MUITO A FAZER
Em 2007, quando o Brasil foi escolhido como país sede da Copa do Mundo de 2014, uma das garantias dadas à Fifa envolvia a mobilidade urbana, além, é claro, da construção de estádios adequados às exigências da Federação Internacional de Futebol Associado. Seis anos depois, e às vésperas da principal competição do futebol mundial, o país ainda se mostra despreparado para atender à grande demanda de torcedores daqui e do exterior que acompanharão os eventos. Nos vários testes, as capitais brasileiras mostraram fragilidades que já eram para ter sido resolvidas, ou cuja solução deveria estar em curso. No caso mineiro, em Belo Horizonte, a história do metrô venceu várias administrações e não saiu do lugar. Os BRTs – ônibus que andam por uma faixa própria – ainda não foram concluídos, fruto, em algumas situações, de erros no projeto original.
Mas é no Rio de Janeiro, que também será sede dos Jogos Olímpicos de 2016, que a situação se mostra mais crítica. Além de repetir os problemas da Copa das Confederações, nos quais os torcedores ficaram sem ônibus em quase todas as capitais, a sede fluminense se mostrou frágil também na visita do Papa Francisco, quando acolhe, até domingo, milhares de jovens de diversos países. Na última terça-feira, o metrô ficou duas horas parado por problemas na rede elétrica; a comitiva do Papa se meteu num engarrafamento que só não foi pior por conta do bom-humor do pontífice, que tirou de letra e quase foi para a galera.
A menos de um ano da Copa, não há perspectivas de grandes mudanças, sobretudo num momento em que o Governo federal, por conta do fantasma da inflação, voltou a segurar o cofre. Será um período de incertezas, pois a mobilidade tornou-se o grande dilema das metrópoles. Cidades de grande e médio porte, se nada for feito nos próximos anos, tendem a parar, por conta do excesso de veículos particulares nas ruas e da falta de políticas que possibilitem ao usuário optar pelo transporte coletivo. Os testes, por enquanto, são preocupantes.

TAREFA PROPOSTA 1:
Responda às perguntas a seguir com base no texto sobre a mobilidade urbana.
(a) Em que ano o Brasil foi escolhido como país sede da Copa do Mundo de 2014?
(b) Por quanto tempo o metrô do Rio de Janeiro ficou parado na última terça-feira?
(c) Por conta de que o Governo federal voltou a segurar o cofre?
TAREFA PROPOSTA 2: Imprima o trecho do texto sobre a mobilidade urbana que vai de "Mas é no Rio" até "para a galera.".
Baseie-se somente no texto sobre a mobilidade urbana.

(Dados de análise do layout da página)
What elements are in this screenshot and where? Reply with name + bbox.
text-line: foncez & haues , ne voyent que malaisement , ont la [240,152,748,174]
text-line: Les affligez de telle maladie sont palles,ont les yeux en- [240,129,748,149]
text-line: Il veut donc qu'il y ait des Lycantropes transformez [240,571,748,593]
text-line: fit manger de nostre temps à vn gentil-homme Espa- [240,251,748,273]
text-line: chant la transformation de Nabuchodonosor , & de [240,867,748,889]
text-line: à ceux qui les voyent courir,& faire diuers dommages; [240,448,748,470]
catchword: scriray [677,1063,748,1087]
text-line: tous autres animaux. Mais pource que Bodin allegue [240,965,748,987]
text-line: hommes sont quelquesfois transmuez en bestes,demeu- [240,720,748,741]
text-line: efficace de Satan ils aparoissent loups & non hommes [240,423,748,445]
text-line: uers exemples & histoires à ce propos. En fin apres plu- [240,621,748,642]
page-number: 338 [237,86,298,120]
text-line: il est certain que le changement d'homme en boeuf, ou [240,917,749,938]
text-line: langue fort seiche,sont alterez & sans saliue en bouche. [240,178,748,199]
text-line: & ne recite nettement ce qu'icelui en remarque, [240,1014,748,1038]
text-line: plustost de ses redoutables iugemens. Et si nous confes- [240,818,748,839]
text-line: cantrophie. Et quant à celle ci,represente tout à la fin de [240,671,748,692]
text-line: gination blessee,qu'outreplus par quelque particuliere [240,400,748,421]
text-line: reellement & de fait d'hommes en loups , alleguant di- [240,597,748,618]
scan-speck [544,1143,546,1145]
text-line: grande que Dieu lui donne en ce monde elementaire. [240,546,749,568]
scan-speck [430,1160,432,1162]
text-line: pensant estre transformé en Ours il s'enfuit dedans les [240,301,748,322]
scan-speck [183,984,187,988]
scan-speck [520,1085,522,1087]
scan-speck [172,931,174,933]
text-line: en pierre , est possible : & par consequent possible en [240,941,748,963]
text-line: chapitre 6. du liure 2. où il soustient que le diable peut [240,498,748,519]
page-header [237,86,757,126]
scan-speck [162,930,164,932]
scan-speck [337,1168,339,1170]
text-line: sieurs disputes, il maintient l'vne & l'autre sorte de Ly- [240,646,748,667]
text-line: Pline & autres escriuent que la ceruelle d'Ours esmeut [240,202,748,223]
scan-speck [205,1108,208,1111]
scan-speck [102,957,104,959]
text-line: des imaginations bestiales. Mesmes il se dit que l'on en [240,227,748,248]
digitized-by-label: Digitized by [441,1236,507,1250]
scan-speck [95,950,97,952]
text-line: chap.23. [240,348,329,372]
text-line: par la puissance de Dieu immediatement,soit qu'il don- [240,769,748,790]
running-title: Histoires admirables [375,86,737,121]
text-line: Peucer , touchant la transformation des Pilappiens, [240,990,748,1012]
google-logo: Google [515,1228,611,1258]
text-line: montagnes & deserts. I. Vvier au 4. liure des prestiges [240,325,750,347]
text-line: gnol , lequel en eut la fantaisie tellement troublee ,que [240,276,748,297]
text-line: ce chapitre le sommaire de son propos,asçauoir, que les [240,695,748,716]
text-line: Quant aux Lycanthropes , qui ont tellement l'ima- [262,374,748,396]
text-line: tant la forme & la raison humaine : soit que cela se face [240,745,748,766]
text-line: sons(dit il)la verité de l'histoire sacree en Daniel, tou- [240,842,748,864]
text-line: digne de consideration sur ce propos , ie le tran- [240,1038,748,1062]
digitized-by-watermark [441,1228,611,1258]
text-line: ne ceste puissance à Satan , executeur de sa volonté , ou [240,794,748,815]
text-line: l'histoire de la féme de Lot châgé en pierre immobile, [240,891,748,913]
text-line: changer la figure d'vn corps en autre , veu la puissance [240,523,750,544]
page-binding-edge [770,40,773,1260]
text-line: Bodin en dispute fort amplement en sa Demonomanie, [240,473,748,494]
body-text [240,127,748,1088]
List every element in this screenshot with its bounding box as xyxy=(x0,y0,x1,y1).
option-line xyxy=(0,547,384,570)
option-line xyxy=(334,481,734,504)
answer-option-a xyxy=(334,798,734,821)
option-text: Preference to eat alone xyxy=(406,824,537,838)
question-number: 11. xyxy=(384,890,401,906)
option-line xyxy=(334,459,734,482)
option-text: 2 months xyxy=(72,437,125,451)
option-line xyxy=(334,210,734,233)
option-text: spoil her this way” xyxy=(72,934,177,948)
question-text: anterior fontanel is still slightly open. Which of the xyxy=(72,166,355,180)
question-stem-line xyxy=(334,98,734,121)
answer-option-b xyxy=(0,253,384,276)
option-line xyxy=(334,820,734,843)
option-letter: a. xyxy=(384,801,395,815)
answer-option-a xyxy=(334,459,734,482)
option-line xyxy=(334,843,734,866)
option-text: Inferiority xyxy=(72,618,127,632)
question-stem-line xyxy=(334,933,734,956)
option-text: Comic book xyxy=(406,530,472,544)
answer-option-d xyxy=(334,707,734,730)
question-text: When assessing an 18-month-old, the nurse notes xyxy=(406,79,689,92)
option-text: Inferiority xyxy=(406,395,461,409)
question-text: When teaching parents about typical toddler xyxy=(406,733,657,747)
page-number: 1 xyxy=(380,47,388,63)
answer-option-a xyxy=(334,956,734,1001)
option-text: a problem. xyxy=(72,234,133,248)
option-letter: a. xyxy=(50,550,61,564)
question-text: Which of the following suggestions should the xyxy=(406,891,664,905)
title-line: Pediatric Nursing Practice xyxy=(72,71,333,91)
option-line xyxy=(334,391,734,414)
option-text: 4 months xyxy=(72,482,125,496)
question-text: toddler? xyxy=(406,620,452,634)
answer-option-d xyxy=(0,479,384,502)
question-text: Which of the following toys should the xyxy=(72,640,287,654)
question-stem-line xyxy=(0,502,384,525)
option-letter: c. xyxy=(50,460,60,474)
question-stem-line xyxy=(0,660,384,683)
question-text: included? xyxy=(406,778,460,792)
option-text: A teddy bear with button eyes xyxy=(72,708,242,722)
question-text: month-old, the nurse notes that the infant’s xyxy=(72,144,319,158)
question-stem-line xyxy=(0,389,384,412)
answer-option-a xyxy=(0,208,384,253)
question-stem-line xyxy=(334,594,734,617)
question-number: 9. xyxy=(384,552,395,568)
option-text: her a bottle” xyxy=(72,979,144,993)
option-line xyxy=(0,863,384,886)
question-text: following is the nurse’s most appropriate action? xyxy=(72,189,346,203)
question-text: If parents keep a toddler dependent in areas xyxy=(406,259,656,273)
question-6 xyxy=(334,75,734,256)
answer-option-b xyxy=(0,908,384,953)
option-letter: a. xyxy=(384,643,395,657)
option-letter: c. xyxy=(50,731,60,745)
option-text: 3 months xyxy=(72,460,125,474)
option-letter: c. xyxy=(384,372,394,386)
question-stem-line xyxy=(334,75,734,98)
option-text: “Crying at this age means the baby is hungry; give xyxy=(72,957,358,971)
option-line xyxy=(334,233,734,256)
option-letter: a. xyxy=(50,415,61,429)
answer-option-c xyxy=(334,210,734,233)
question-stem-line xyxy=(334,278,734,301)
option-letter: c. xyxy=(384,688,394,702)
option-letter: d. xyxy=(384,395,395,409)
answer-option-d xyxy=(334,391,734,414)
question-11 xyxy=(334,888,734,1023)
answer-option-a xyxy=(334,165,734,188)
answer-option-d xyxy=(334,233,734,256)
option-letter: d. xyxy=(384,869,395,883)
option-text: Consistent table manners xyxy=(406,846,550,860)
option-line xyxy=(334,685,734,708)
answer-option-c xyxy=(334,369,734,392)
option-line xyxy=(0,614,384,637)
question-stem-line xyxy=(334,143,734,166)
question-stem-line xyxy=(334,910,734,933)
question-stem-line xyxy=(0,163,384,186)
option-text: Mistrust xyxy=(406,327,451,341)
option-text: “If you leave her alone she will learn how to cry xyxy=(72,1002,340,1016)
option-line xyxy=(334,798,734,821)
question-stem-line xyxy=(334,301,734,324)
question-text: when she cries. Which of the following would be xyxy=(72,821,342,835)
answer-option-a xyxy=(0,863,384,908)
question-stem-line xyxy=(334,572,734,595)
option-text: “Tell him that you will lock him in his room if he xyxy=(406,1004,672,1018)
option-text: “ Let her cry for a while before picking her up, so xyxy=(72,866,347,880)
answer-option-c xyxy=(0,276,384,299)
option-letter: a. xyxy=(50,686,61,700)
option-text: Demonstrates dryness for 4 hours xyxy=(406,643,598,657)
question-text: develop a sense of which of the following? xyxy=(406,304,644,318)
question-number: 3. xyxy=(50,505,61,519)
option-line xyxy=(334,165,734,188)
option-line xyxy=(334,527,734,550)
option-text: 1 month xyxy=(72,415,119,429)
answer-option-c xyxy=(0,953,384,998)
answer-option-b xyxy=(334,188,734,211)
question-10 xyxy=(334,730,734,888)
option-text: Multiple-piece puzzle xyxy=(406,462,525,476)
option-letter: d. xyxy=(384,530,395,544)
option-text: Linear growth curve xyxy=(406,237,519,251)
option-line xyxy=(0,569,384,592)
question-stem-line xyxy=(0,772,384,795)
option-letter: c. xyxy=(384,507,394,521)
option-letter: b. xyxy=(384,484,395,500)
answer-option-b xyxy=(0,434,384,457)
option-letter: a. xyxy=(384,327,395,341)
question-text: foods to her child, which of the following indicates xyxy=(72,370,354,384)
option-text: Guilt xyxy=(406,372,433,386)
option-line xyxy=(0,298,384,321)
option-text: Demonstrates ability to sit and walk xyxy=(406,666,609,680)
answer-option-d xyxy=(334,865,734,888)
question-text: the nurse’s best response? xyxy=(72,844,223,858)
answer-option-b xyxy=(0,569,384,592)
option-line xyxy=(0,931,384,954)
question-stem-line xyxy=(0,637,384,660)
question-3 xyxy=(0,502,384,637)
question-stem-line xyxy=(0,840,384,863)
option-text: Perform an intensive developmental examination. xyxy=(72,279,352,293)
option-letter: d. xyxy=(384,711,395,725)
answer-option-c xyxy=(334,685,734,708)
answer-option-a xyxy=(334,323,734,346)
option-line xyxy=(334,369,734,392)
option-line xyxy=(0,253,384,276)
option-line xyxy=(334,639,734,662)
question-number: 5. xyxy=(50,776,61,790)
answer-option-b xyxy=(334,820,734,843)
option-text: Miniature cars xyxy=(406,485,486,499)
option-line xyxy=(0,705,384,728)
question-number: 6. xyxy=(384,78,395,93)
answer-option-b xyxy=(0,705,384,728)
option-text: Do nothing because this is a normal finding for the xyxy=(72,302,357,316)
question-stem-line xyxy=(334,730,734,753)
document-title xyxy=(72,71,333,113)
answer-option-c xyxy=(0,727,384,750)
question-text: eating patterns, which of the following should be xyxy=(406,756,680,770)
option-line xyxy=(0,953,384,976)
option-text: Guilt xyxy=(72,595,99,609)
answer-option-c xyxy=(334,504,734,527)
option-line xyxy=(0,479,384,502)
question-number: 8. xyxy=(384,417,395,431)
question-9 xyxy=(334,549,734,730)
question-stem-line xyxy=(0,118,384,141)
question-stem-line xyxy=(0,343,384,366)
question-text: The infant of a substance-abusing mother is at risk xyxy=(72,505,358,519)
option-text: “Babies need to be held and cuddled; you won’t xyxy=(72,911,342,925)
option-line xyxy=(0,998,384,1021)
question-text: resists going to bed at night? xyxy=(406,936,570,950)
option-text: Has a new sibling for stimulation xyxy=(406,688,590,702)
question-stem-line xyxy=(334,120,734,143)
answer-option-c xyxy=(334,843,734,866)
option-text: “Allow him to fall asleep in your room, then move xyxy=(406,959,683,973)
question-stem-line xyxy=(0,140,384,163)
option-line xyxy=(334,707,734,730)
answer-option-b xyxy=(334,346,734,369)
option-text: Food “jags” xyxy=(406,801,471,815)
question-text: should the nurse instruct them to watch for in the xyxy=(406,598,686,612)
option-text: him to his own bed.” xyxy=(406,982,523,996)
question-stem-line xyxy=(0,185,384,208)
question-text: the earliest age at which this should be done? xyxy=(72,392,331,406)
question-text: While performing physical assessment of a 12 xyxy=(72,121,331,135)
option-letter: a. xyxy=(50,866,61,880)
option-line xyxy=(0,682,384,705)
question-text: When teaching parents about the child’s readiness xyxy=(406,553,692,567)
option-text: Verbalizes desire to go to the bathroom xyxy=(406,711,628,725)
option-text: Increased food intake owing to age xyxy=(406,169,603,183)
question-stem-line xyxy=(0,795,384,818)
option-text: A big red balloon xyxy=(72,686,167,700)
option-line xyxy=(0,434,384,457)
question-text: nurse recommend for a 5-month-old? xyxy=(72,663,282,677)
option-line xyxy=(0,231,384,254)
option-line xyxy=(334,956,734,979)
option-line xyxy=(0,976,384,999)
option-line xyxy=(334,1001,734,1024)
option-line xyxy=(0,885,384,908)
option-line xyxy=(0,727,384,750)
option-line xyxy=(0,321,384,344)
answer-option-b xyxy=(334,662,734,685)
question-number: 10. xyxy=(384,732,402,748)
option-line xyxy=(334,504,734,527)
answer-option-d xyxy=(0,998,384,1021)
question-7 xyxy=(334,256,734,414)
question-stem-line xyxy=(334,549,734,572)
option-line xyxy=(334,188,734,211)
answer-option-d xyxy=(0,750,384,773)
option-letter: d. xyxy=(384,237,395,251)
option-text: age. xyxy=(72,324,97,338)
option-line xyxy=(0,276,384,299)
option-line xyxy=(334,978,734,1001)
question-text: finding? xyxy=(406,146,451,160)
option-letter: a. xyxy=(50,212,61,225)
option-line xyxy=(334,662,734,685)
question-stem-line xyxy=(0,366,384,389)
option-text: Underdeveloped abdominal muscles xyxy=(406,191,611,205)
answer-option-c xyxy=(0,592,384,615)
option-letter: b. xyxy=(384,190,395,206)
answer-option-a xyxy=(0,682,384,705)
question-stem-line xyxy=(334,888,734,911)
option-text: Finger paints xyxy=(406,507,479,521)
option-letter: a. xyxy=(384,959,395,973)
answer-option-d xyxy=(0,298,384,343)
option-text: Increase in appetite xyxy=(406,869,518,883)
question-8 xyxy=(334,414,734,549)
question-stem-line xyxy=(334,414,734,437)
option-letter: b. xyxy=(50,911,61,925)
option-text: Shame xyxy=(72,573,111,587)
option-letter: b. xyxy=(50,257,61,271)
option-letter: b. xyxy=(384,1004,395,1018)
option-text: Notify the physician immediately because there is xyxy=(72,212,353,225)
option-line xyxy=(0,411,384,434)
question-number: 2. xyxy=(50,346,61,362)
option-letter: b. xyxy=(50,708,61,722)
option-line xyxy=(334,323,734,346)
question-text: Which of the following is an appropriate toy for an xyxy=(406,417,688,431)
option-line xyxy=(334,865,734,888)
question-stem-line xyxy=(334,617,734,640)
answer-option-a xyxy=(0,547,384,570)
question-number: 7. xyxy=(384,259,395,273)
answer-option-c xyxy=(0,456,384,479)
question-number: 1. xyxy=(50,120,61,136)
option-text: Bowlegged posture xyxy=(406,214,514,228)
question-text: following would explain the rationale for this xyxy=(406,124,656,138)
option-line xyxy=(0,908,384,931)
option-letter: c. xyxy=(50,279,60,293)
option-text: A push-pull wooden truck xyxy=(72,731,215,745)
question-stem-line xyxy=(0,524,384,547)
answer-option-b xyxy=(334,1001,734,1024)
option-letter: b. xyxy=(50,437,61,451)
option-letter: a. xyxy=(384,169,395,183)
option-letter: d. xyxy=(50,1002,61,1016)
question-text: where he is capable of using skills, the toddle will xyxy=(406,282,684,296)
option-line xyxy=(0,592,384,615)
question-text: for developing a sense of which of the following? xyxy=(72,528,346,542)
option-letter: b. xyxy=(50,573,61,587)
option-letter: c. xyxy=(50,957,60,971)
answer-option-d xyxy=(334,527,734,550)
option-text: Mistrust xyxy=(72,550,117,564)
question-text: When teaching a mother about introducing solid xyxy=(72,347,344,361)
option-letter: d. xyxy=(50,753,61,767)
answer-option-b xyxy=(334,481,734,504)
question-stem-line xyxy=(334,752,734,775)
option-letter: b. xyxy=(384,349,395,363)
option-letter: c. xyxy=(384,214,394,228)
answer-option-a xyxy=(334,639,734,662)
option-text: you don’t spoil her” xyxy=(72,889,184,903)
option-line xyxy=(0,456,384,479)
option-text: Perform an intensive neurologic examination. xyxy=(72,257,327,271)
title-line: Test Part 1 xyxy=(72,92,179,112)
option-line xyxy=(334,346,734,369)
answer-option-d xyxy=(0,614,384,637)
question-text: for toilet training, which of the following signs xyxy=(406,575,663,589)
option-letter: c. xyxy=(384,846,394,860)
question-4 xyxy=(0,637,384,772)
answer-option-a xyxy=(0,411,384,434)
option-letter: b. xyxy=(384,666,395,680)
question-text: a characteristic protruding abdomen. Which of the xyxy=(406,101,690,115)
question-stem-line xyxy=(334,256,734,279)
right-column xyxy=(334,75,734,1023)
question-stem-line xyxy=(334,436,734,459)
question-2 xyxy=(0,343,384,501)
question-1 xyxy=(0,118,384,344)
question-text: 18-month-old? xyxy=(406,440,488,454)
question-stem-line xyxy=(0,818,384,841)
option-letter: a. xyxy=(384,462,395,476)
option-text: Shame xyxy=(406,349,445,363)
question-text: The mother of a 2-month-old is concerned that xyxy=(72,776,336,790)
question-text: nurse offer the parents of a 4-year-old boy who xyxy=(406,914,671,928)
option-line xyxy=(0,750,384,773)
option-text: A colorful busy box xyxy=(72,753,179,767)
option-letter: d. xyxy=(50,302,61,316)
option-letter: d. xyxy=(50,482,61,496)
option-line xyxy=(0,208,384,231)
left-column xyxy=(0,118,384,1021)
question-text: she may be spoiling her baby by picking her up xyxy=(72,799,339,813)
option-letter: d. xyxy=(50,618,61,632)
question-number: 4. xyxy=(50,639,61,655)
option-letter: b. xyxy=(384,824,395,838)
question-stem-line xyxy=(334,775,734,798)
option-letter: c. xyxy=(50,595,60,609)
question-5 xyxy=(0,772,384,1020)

RESULTADO DO EXERCÍCIO 1:
(a) Em 2007.
(b) Por duas horas.
(c) Por conta do fantasma da inflação.

RESULTADO DO EXERCÍCIO 2:
Mas é no Rio de Janeiro, que também será sede dos Jogos Olímpicos de 2016, que a situação se mostra mais crítica. Além de repetir os problemas da Copa das Confederações, nos quais os torcedores ficaram sem ônibus em quase todas as capitais, a sede fluminense se mostrou frágil também na visita do Papa Francisco, quando acolhe, até domingo, milhares de jovens de diversos países. Na última terça-feira, o metrô ficou duas horas parado por problemas na rede elétrica; a comitiva do Papa se meteu num engarrafamento que só não foi pior por conta do bom-humor do pontífice, que tirou de letra e quase foi para a galera.